INSTRUCTION: Lines holding the string "background" are the ones to copy; find them all in the data.

DATASET:
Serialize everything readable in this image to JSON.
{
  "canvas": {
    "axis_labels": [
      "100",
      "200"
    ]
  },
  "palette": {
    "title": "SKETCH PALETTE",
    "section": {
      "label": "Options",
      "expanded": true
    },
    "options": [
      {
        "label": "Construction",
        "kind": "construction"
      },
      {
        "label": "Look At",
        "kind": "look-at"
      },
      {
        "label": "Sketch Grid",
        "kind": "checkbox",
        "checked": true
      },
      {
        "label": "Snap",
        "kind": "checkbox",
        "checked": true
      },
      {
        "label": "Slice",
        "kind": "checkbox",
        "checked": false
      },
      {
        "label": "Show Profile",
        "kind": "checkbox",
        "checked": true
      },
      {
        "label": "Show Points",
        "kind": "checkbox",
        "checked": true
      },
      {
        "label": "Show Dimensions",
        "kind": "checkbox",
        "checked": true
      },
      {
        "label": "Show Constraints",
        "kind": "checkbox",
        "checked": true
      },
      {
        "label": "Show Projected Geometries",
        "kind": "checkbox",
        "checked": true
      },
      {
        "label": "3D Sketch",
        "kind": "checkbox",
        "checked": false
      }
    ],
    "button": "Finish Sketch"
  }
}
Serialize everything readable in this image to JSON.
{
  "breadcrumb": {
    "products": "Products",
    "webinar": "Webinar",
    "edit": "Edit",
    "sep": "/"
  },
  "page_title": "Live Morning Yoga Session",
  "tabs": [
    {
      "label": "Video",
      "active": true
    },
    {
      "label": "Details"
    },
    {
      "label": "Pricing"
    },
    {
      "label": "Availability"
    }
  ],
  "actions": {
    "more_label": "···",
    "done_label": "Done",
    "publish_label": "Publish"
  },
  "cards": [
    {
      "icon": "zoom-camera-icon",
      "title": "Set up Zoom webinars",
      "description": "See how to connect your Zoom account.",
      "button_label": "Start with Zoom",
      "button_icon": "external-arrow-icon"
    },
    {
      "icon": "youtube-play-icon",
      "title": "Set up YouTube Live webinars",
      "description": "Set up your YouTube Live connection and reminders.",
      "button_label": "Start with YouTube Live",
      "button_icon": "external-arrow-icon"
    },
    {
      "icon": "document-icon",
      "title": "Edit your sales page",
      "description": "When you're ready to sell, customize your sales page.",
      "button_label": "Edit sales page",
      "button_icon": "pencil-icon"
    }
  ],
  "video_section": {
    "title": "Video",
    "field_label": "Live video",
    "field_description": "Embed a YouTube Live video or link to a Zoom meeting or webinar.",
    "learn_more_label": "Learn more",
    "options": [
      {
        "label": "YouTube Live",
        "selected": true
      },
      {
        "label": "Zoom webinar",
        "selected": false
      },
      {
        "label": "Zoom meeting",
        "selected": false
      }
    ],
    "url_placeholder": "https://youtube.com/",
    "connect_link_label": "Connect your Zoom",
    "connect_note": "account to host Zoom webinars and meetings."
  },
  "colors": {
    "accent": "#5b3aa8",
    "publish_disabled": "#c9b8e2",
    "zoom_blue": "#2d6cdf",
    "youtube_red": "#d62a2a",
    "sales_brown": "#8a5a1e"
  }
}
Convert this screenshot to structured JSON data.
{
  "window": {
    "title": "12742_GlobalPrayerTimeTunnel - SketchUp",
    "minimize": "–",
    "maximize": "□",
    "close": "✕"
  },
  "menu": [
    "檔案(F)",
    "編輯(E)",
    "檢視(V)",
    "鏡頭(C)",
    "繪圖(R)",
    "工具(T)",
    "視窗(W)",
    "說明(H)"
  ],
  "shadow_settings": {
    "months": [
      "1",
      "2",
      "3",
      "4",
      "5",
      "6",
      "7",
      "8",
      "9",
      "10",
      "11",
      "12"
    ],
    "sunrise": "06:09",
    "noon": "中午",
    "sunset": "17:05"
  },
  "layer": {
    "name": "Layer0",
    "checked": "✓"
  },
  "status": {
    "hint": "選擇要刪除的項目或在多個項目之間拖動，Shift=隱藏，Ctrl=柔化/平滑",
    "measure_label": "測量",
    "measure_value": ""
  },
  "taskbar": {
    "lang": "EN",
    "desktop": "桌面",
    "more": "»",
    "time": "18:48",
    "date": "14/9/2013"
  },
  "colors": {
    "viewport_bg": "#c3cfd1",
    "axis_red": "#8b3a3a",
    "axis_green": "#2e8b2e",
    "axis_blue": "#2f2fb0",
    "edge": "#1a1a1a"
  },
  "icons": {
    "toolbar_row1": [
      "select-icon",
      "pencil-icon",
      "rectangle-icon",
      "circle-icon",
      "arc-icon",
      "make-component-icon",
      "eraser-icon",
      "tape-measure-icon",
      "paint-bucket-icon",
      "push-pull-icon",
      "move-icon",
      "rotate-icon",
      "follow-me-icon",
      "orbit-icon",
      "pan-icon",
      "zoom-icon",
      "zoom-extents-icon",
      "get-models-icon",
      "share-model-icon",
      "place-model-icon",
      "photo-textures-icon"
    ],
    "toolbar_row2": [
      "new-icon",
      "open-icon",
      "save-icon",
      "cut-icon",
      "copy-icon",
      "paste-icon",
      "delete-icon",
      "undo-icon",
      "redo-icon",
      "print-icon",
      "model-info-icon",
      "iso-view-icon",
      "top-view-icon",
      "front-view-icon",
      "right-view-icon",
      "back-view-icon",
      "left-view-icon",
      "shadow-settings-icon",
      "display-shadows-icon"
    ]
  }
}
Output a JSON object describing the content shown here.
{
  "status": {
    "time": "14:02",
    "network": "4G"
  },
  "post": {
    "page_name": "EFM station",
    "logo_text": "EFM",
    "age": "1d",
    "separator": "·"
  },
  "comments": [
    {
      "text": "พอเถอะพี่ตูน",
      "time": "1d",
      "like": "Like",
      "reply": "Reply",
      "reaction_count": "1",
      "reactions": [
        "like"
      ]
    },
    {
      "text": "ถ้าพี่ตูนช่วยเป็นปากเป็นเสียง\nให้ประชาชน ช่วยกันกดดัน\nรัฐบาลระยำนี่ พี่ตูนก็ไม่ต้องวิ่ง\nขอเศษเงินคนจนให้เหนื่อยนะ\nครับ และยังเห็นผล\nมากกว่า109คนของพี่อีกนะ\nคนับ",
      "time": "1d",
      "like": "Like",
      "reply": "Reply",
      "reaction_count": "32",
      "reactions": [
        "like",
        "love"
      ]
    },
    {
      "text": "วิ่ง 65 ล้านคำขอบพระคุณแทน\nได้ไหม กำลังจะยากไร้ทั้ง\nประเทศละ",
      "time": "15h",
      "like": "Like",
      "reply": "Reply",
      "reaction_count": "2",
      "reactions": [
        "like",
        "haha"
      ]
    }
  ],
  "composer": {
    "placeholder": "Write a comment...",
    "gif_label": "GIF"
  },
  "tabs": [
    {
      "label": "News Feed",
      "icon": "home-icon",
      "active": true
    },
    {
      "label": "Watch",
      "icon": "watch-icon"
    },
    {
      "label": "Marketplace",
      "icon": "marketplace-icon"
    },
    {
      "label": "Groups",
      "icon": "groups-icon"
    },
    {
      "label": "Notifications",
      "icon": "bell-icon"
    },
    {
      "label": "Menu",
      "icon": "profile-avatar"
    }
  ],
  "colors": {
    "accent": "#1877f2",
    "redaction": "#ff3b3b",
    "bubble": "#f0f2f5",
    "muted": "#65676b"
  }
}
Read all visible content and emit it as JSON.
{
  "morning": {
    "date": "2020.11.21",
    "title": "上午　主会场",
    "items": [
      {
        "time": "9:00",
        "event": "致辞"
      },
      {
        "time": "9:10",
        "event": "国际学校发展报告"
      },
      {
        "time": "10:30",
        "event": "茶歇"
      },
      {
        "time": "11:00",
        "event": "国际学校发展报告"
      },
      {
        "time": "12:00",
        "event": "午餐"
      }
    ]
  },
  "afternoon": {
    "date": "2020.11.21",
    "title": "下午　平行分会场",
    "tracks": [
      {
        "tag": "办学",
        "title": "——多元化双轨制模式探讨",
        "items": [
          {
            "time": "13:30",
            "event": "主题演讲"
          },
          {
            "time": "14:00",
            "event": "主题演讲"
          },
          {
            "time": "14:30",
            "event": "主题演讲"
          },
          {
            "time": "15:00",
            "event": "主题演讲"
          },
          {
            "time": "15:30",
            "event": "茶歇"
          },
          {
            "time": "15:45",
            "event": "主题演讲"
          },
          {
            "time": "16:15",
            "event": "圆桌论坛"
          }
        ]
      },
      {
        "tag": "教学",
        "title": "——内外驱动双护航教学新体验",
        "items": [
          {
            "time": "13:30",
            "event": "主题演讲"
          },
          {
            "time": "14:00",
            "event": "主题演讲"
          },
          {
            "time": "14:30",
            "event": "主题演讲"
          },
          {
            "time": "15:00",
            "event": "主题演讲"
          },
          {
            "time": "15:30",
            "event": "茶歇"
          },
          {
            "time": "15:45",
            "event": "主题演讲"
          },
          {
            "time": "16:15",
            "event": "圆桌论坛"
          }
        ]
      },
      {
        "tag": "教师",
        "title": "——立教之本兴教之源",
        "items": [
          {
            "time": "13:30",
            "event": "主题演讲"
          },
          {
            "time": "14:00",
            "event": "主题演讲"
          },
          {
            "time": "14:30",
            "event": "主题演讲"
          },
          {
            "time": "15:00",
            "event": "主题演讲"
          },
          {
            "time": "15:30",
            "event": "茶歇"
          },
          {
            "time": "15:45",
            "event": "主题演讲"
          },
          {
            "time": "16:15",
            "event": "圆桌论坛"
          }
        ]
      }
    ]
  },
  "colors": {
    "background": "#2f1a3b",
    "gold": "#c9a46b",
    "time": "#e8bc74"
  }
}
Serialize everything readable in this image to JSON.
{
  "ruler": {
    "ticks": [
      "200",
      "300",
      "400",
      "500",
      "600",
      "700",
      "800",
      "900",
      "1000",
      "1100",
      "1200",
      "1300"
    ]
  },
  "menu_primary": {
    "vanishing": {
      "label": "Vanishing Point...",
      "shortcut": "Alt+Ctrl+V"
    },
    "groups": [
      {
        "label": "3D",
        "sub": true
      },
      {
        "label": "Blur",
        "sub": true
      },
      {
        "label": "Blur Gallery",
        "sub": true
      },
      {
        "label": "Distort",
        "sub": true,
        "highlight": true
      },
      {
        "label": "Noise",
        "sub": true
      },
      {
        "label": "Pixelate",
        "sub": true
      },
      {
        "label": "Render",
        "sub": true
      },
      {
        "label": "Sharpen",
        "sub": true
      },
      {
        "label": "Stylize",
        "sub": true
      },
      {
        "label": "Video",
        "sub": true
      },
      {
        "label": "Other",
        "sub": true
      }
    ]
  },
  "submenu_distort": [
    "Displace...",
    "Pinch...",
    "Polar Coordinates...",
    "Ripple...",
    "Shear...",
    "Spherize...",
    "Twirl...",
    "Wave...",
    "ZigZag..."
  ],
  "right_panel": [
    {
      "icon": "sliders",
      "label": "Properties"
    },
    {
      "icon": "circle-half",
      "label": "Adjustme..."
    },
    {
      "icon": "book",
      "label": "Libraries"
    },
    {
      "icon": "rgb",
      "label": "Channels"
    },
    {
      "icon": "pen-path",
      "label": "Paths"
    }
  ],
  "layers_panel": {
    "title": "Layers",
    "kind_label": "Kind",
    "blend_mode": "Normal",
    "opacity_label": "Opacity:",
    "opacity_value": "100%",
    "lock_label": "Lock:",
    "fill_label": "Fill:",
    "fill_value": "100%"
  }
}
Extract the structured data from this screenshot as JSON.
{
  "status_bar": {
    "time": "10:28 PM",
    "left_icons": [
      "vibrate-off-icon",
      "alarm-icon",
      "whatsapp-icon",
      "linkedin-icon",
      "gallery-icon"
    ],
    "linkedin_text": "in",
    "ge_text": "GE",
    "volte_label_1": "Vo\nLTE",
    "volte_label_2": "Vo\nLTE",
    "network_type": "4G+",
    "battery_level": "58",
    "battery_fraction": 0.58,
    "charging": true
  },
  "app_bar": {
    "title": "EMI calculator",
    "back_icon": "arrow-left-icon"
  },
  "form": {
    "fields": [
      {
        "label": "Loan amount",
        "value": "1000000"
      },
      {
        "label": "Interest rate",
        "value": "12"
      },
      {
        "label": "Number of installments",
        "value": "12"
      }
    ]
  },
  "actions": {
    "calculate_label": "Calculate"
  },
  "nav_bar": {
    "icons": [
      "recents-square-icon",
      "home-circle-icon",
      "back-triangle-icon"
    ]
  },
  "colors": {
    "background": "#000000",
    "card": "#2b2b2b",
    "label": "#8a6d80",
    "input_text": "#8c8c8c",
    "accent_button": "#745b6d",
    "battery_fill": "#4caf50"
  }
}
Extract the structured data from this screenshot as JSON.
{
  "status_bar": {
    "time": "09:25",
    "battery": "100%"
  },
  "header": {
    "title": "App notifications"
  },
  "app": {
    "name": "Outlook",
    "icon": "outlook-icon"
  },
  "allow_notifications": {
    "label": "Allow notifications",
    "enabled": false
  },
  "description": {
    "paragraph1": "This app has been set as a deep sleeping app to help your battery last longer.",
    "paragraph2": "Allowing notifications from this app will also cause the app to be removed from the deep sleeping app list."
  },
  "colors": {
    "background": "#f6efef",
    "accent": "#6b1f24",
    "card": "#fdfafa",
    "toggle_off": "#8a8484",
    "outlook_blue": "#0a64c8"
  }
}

SOLUTION:
    "background": "#2f1a3b",
    "background": "#000000",
    "background": "#f6efef",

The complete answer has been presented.